-- START OF Extracted material --
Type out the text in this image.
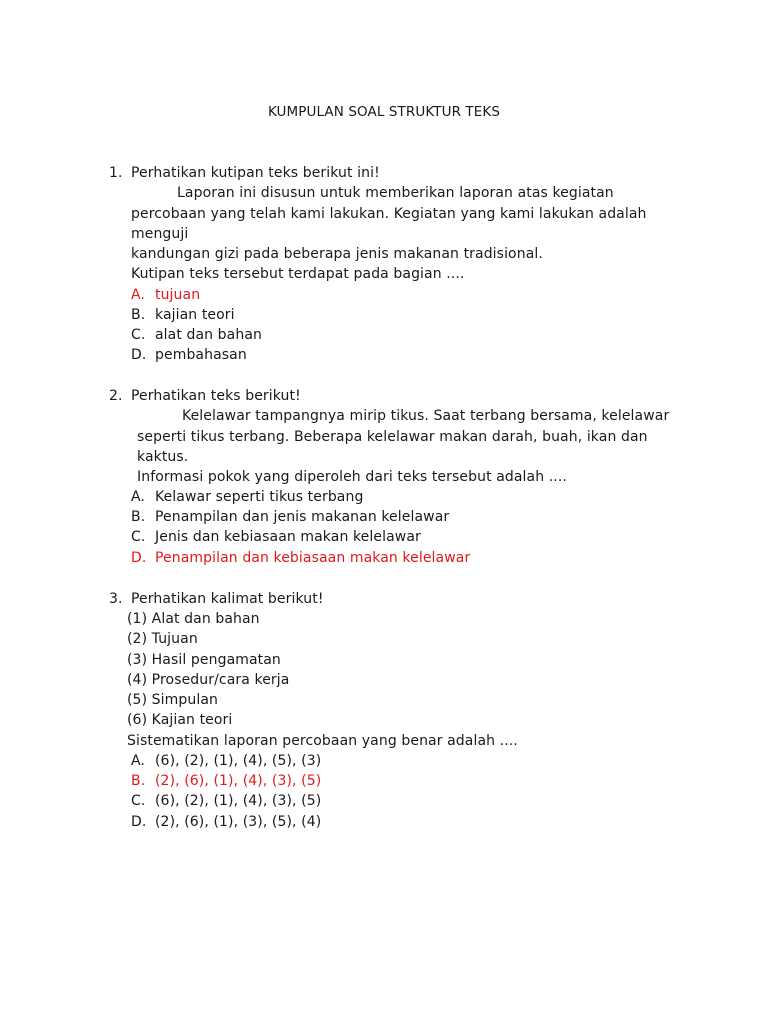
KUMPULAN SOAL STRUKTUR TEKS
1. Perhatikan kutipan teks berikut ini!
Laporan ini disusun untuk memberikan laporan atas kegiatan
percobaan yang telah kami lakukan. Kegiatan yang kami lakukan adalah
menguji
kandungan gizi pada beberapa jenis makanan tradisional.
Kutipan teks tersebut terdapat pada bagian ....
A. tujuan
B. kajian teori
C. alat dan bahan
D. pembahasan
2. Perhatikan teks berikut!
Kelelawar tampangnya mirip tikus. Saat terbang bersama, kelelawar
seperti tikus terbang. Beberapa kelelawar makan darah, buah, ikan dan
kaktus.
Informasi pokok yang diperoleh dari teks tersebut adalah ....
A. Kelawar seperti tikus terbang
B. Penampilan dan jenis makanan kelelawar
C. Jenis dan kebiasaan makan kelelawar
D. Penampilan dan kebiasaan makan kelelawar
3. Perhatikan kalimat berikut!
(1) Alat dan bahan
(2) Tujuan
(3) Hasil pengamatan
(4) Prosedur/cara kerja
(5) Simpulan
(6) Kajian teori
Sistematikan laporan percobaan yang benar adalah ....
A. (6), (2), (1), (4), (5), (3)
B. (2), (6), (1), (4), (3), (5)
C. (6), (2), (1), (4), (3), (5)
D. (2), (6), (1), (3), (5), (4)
-- END OF Extracted material --
-- START OF Extracted material --
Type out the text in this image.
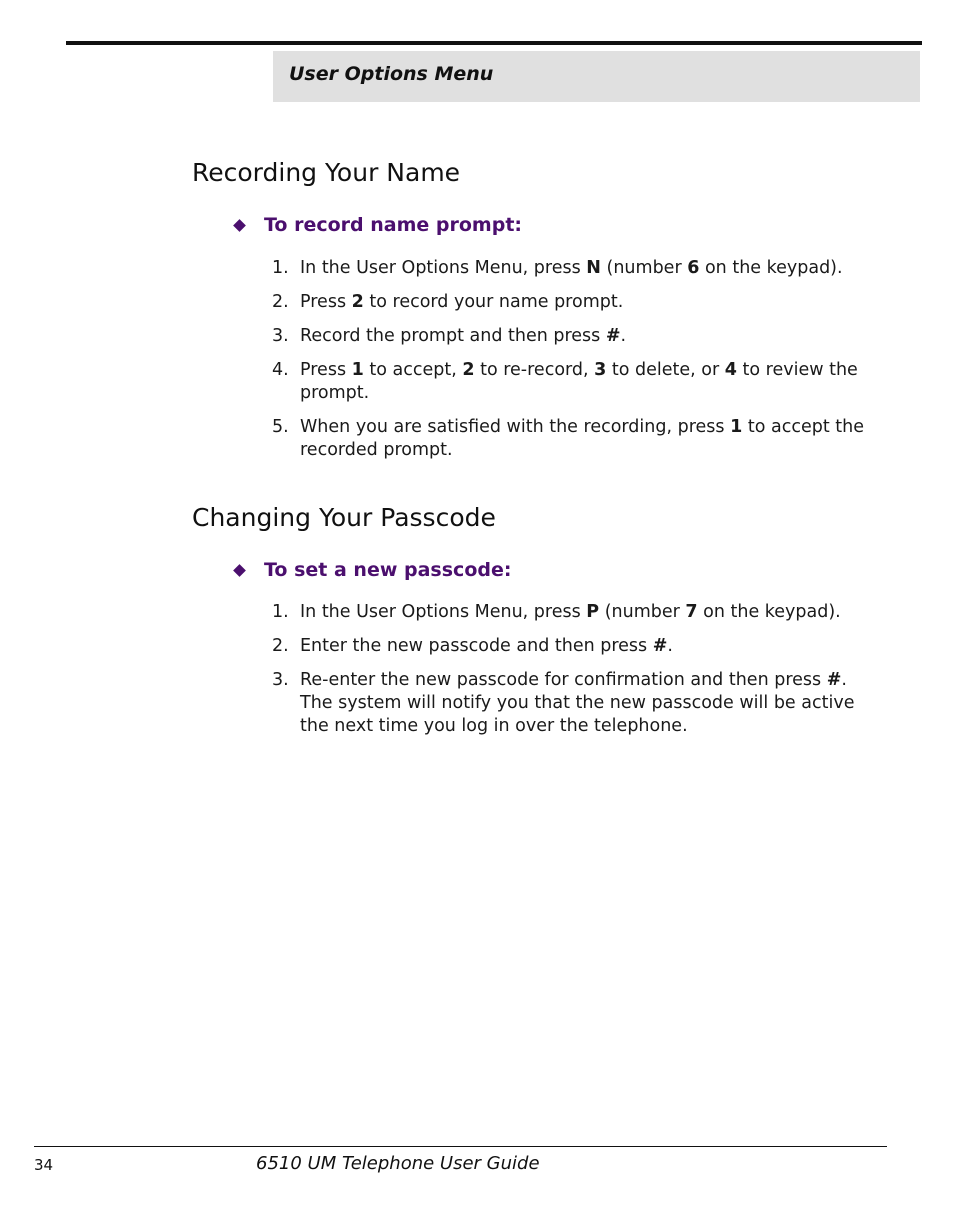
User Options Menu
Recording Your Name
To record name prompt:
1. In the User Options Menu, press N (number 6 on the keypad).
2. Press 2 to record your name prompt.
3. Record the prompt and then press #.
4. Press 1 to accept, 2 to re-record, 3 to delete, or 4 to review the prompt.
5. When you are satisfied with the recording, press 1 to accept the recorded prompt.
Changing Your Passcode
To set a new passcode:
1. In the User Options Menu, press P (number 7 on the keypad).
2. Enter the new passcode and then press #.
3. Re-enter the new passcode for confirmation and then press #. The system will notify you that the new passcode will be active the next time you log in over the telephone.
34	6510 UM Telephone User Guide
-- END OF Extracted material --
-- START OF Extracted material --
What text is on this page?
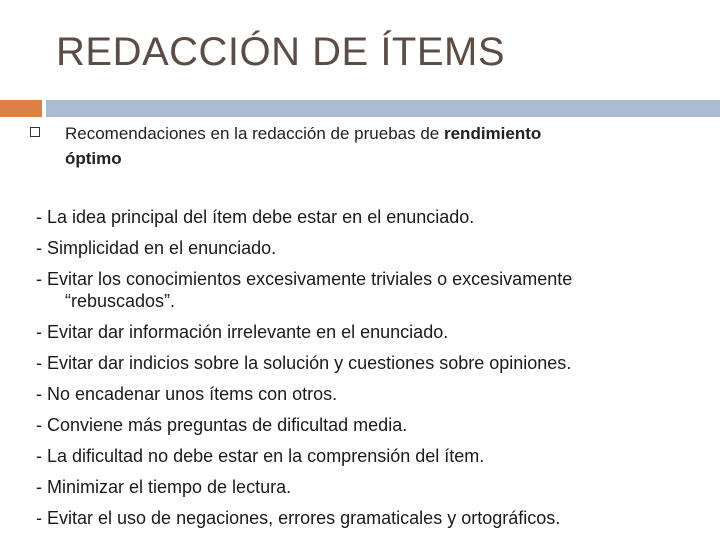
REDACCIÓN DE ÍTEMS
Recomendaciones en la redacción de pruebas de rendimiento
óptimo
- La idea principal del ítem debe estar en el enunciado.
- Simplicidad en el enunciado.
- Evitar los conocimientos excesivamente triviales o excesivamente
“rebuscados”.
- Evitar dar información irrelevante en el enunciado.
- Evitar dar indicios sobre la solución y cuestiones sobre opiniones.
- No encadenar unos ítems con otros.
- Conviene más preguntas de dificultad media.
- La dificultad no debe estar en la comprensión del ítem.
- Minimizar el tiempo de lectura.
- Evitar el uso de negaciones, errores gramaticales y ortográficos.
-- END OF Extracted material --
▶ _Task description_
Collect the lines of the records that include the string "laporan".

▶ _Response to this exercise_
Laporan ini disusun untuk memberikan laporan atas kegiatan
Sistematikan laporan percobaan yang benar adalah ....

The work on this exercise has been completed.